**Items listed in a dataset**.
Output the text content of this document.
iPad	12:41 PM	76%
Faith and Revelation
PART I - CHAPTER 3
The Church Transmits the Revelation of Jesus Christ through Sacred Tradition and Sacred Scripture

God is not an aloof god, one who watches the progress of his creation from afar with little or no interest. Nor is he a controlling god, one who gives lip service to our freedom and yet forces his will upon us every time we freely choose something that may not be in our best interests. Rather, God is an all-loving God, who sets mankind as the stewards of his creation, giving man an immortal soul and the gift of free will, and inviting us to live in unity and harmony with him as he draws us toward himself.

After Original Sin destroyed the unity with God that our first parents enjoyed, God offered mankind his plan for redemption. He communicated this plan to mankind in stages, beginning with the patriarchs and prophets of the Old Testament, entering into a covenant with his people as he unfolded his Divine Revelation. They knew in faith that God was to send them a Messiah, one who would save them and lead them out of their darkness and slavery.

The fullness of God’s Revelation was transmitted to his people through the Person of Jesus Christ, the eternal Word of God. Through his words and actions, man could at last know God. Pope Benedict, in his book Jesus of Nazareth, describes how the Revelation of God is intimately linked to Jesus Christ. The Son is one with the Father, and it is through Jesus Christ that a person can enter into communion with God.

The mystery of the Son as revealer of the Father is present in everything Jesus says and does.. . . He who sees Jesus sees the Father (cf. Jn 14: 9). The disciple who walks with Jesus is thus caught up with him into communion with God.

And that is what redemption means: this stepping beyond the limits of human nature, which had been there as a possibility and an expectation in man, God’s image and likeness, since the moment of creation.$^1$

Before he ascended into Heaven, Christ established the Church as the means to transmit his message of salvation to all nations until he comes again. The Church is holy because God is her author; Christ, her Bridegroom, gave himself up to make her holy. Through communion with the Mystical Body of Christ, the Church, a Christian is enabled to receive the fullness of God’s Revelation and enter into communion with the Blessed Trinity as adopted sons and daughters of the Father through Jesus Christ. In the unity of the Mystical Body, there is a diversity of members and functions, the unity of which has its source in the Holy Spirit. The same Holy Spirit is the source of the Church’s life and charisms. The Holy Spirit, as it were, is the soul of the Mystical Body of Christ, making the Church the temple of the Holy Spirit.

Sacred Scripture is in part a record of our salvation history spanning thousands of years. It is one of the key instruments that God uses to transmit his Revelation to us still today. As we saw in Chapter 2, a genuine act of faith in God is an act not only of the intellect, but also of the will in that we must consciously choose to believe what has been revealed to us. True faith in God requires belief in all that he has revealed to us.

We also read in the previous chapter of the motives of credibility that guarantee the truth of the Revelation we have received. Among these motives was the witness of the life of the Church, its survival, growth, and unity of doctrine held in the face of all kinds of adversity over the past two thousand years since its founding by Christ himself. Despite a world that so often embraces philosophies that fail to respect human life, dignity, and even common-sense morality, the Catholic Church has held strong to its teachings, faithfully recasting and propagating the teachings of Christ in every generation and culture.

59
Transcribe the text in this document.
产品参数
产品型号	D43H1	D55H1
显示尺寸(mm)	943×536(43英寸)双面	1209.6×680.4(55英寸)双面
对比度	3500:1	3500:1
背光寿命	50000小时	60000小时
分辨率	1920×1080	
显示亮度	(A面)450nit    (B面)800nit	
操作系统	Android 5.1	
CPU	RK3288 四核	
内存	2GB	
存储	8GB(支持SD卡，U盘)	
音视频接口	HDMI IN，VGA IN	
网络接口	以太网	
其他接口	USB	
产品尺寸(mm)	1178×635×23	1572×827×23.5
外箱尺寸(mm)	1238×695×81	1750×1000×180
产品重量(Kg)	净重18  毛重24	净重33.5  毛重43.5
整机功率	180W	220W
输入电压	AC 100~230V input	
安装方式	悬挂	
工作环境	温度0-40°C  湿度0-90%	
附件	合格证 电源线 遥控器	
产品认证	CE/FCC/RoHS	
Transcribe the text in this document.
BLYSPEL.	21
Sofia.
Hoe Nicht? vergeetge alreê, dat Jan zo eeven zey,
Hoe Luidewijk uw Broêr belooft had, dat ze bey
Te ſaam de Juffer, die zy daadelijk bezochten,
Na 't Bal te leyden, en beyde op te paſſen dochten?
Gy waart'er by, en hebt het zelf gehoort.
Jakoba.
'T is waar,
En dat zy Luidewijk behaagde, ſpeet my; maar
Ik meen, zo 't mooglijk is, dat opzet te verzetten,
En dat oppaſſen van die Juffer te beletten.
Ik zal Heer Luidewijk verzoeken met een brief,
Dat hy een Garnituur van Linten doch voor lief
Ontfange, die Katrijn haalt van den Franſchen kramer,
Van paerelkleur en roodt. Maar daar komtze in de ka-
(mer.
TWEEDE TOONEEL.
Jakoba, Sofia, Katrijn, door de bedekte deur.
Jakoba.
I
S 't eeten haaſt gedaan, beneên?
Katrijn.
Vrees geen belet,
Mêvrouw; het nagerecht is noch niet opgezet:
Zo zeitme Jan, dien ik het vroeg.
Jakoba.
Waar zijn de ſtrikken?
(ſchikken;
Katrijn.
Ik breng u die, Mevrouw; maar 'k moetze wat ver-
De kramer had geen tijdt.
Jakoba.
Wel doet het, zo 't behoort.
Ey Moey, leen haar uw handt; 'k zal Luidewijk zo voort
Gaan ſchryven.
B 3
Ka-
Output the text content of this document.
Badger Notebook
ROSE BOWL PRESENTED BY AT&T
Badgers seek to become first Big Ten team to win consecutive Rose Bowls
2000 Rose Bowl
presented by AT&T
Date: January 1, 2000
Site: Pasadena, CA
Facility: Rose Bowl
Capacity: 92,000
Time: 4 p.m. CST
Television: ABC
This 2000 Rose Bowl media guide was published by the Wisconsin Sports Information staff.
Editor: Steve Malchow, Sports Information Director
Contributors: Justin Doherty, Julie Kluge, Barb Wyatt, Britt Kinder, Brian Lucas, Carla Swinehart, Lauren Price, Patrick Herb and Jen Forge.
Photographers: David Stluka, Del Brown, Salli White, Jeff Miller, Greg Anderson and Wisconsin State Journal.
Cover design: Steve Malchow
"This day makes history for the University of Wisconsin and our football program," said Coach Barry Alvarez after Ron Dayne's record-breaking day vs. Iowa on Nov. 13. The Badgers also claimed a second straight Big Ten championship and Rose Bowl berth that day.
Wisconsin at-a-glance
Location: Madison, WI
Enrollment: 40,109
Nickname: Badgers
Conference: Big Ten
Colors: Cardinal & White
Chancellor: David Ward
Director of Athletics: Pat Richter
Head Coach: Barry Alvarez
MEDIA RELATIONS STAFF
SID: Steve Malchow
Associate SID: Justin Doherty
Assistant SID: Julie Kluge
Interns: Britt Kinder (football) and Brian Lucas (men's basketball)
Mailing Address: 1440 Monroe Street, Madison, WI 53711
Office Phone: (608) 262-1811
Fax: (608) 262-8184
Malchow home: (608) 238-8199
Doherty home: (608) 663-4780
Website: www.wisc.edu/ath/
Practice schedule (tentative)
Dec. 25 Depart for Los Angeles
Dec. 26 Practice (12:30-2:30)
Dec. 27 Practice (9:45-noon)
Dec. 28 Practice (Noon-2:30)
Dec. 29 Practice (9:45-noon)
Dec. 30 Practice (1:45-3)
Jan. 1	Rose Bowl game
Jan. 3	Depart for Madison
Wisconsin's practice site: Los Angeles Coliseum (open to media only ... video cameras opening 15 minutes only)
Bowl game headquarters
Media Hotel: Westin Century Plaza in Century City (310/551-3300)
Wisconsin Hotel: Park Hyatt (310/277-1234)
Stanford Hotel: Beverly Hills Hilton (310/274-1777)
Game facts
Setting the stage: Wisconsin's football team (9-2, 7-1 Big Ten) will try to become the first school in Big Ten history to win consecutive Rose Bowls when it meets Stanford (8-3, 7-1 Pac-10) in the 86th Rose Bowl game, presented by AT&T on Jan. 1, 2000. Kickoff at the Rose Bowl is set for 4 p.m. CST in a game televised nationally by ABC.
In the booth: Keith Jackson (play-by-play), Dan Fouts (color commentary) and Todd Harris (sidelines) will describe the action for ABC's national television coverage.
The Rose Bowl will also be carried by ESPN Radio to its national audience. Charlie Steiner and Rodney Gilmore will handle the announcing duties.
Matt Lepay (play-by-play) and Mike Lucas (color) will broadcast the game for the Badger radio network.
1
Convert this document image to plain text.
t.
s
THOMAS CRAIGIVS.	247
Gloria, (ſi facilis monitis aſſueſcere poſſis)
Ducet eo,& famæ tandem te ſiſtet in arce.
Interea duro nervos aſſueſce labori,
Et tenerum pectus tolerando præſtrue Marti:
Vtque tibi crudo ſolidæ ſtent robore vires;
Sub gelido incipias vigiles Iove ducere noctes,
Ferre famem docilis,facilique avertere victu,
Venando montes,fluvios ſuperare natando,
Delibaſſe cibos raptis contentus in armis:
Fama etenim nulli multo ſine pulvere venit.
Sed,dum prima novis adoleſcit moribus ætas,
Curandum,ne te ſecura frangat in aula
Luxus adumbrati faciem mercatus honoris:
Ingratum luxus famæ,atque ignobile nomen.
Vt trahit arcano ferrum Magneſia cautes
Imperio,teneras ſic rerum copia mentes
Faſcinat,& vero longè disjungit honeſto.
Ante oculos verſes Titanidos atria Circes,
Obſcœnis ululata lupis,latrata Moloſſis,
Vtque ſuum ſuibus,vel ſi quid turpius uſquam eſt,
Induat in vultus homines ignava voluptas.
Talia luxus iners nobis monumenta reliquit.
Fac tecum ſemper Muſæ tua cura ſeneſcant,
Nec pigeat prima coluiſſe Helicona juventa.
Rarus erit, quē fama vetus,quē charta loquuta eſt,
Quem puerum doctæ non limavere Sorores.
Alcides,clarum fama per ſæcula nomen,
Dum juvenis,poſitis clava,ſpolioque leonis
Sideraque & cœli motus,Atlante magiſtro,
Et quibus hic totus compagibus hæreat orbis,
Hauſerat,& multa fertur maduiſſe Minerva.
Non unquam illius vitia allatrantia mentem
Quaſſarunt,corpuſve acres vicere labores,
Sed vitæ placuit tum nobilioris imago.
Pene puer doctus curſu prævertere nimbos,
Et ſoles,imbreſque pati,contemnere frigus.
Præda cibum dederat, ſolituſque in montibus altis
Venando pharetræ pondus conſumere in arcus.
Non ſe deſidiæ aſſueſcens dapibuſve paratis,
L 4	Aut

**Exercise objective**.
Count each line above in which the string "prima" appears, then state only the total.

**Final result**.
2